** Begin **
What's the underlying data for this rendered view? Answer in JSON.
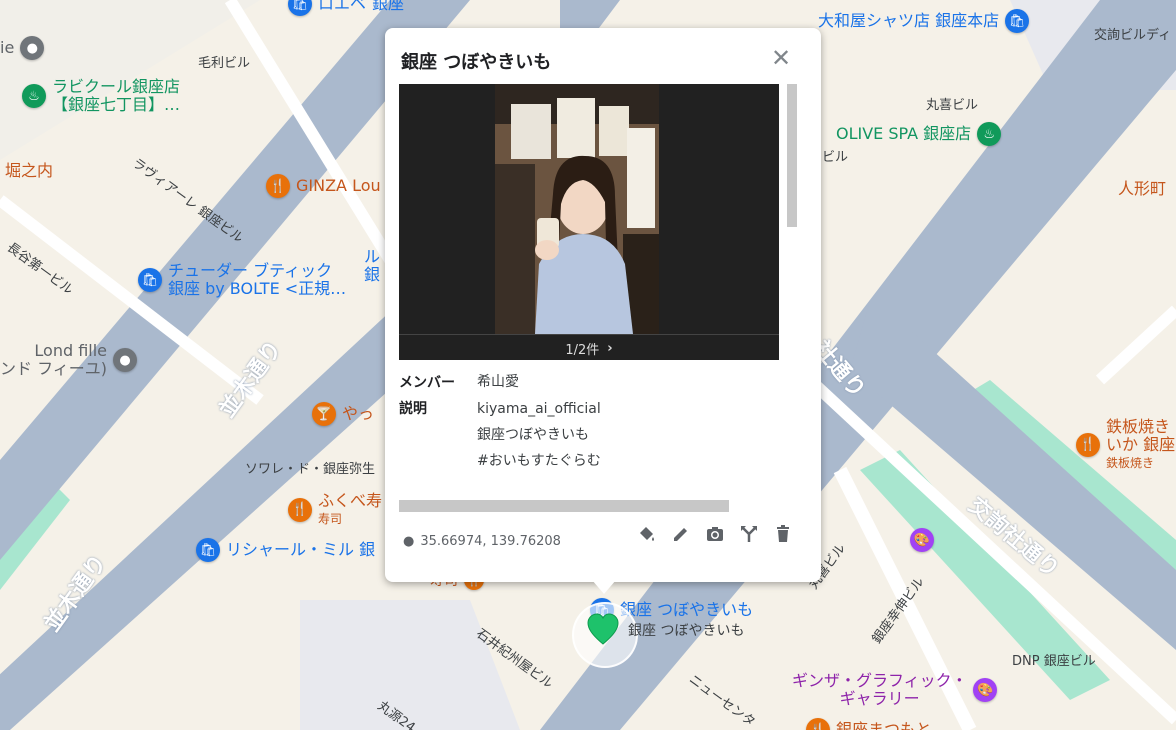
{
  "popup": {
    "title": "銀座 つぼやきいも",
    "counter": "1/2件",
    "member_label": "メンバー",
    "member_value": "希山愛",
    "desc_label": "説明",
    "desc_lines": [
      "kiyama_ai_official",
      "銀座つぼやきいも",
      "#おいもすたぐらむ"
    ],
    "coords": "35.66974, 139.76208"
  },
  "map": {
    "roads": [
      "並木通り",
      "並木通り",
      "交詢社通り",
      "社通り"
    ],
    "pois": [
      {
        "name": "ロエベ",
        "extra": "銀座",
        "color": "blue",
        "icon": "shopping-bag-icon"
      },
      {
        "name": "大和屋シャツ店 銀座本店",
        "color": "blue",
        "icon": "shopping-bag-icon"
      },
      {
        "name": "ラビクール銀座店",
        "name2": "【銀座七丁目】…",
        "color": "green",
        "icon": "spa-icon"
      },
      {
        "name": "OLIVE SPA 銀座店",
        "color": "green",
        "icon": "spa-icon"
      },
      {
        "name": "GINZA Lou",
        "color": "orange",
        "icon": "restaurant-icon"
      },
      {
        "name": "チューダー ブティック",
        "name2": "銀座 by BOLTE <正規…",
        "color": "blue",
        "icon": "shopping-bag-icon"
      },
      {
        "name": "Lond fille",
        "name2": "ンド フィーユ)",
        "color": "grey",
        "icon": "place-icon"
      },
      {
        "name": "やっ",
        "color": "orange",
        "icon": "bar-icon"
      },
      {
        "name": "ふくべ寿",
        "sub": "寿司",
        "color": "orange",
        "icon": "restaurant-icon"
      },
      {
        "name": "リシャール・ミル 銀",
        "color": "blue",
        "icon": "shopping-bag-icon"
      },
      {
        "name": "鉄板焼き",
        "name2": "いか 銀座",
        "sub": "鉄板焼き",
        "color": "orange",
        "icon": "restaurant-icon"
      },
      {
        "name": "ギンザ・グラフィック・",
        "name2": "ギャラリー",
        "color": "purple",
        "icon": "art-gallery-icon"
      },
      {
        "name": "銀座 つぼやきいも",
        "color": "blue",
        "icon": "shopping-bag-icon"
      },
      {
        "name": "銀座まつもと",
        "color": "orange",
        "icon": "restaurant-icon"
      }
    ],
    "buildings": [
      "毛利ビル",
      "丸喜ビル",
      "交詢ビルディ",
      "ラヴィアーレ 銀座ビル",
      "長谷第一ビル",
      "ソワレ・ド・銀座弥生",
      "石井紀州屋ビル",
      "ニューセンタ",
      "DNP 銀座ビル",
      "銀座幸伸ビル",
      "丸源24",
      "丸喜ビル",
      "堀之内",
      "人形町",
      "ie",
      "ル",
      "銀",
      "ビル",
      "ルビル"
    ],
    "marker_label": "銀座 つぼやきいも",
    "marker_sub": "寿司"
  },
  "colors": {
    "accent": "#1a73e8",
    "marker": "#1ec26b",
    "road": "#aab9cd",
    "park": "#a8e6cf"
  }
}
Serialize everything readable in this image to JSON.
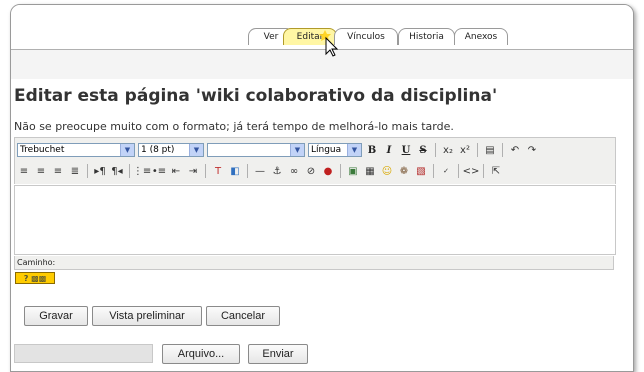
{
  "tabs": [
    {
      "label": "Ver",
      "active": false
    },
    {
      "label": "Editar",
      "active": true
    },
    {
      "label": "Vínculos",
      "active": false
    },
    {
      "label": "Historia",
      "active": false
    },
    {
      "label": "Anexos",
      "active": false
    }
  ],
  "page_title": "Editar esta página 'wiki colaborativo da disciplina'",
  "hint": "Não se preocupe muito com o formato; já terá tempo de melhorá-lo mais tarde.",
  "toolbar": {
    "font_family": "Trebuchet",
    "font_size": "1 (8 pt)",
    "format": "",
    "language": "Língua",
    "bold": "B",
    "italic": "I",
    "underline": "U",
    "strike": "S"
  },
  "path_label": "Caminho:",
  "help_label": "?",
  "buttons": {
    "save": "Gravar",
    "preview": "Vista preliminar",
    "cancel": "Cancelar",
    "browse": "Arquivo...",
    "upload": "Enviar"
  },
  "colors": {
    "active_tab": "#fff6a4",
    "help_bg": "#ffcc00",
    "title": "#333333"
  }
}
** End **
EXERCISE GOAL: Reproduce all of the data exactly, omitting each picture it holds.

WRITTEN SOLUTION:
What's the underlying data for this rendered view? Answer in JSON.
{
  "popup": {
    "title": "銀座 つぼやきいも",
    "counter": "1/2件",
    "member_label": "メンバー",
    "member_value": "希山愛",
    "desc_label": "説明",
    "desc_lines": [
      "kiyama_ai_official",
      "銀座つぼやきいも",
      "#おいもすたぐらむ"
    ],
    "coords": "35.66974, 139.76208"
  },
  "map": {
    "roads": [
      "並木通り",
      "並木通り",
      "交詢社通り",
      "社通り"
    ],
    "pois": [
      {
        "name": "ロエベ",
        "extra": "銀座",
        "color": "blue",
        "icon": "shopping-bag-icon"
      },
      {
        "name": "大和屋シャツ店 銀座本店",
        "color": "blue",
        "icon": "shopping-bag-icon"
      },
      {
        "name": "ラビクール銀座店",
        "name2": "【銀座七丁目】…",
        "color": "green",
        "icon": "spa-icon"
      },
      {
        "name": "OLIVE SPA 銀座店",
        "color": "green",
        "icon": "spa-icon"
      },
      {
        "name": "GINZA Lou",
        "color": "orange",
        "icon": "restaurant-icon"
      },
      {
        "name": "チューダー ブティック",
        "name2": "銀座 by BOLTE <正規…",
        "color": "blue",
        "icon": "shopping-bag-icon"
      },
      {
        "name": "Lond fille",
        "name2": "ンド フィーユ)",
        "color": "grey",
        "icon": "place-icon"
      },
      {
        "name": "やっ",
        "color": "orange",
        "icon": "bar-icon"
      },
      {
        "name": "ふくべ寿",
        "sub": "寿司",
        "color": "orange",
        "icon": "restaurant-icon"
      },
      {
        "name": "リシャール・ミル 銀",
        "color": "blue",
        "icon": "shopping-bag-icon"
      },
      {
        "name": "鉄板焼き",
        "name2": "いか 銀座",
        "sub": "鉄板焼き",
        "color": "orange",
        "icon": "restaurant-icon"
      },
      {
        "name": "ギンザ・グラフィック・",
        "name2": "ギャラリー",
        "color": "purple",
        "icon": "art-gallery-icon"
      },
      {
        "name": "銀座 つぼやきいも",
        "color": "blue",
        "icon": "shopping-bag-icon"
      },
      {
        "name": "銀座まつもと",
        "color": "orange",
        "icon": "restaurant-icon"
      }
    ],
    "buildings": [
      "毛利ビル",
      "丸喜ビル",
      "交詢ビルディ",
      "ラヴィアーレ 銀座ビル",
      "長谷第一ビル",
      "ソワレ・ド・銀座弥生",
      "石井紀州屋ビル",
      "ニューセンタ",
      "DNP 銀座ビル",
      "銀座幸伸ビル",
      "丸源24",
      "丸喜ビル",
      "堀之内",
      "人形町",
      "ie",
      "ル",
      "銀",
      "ビル",
      "ルビル"
    ],
    "marker_label": "銀座 つぼやきいも",
    "marker_sub": "寿司"
  },
  "colors": {
    "accent": "#1a73e8",
    "marker": "#1ec26b",
    "road": "#aab9cd",
    "park": "#a8e6cf"
  }
}
Serialize everything readable in this image to JSON.
{
  "tabs": [
    {
      "label": "Ver",
      "active": false
    },
    {
      "label": "Editar",
      "active": true
    },
    {
      "label": "Vínculos",
      "active": false
    },
    {
      "label": "Historia",
      "active": false
    },
    {
      "label": "Anexos",
      "active": false
    }
  ],
  "page_title": "Editar esta página 'wiki colaborativo da disciplina'",
  "hint": "Não se preocupe muito com o formato; já terá tempo de melhorá-lo mais tarde.",
  "toolbar": {
    "font_family": "Trebuchet",
    "font_size": "1 (8 pt)",
    "format": "",
    "language": "Língua",
    "bold": "B",
    "italic": "I",
    "underline": "U",
    "strike": "S"
  },
  "path_label": "Caminho:",
  "help_label": "?",
  "buttons": {
    "save": "Gravar",
    "preview": "Vista preliminar",
    "cancel": "Cancelar",
    "browse": "Arquivo...",
    "upload": "Enviar"
  },
  "colors": {
    "active_tab": "#fff6a4",
    "help_bg": "#ffcc00",
    "title": "#333333"
  }
}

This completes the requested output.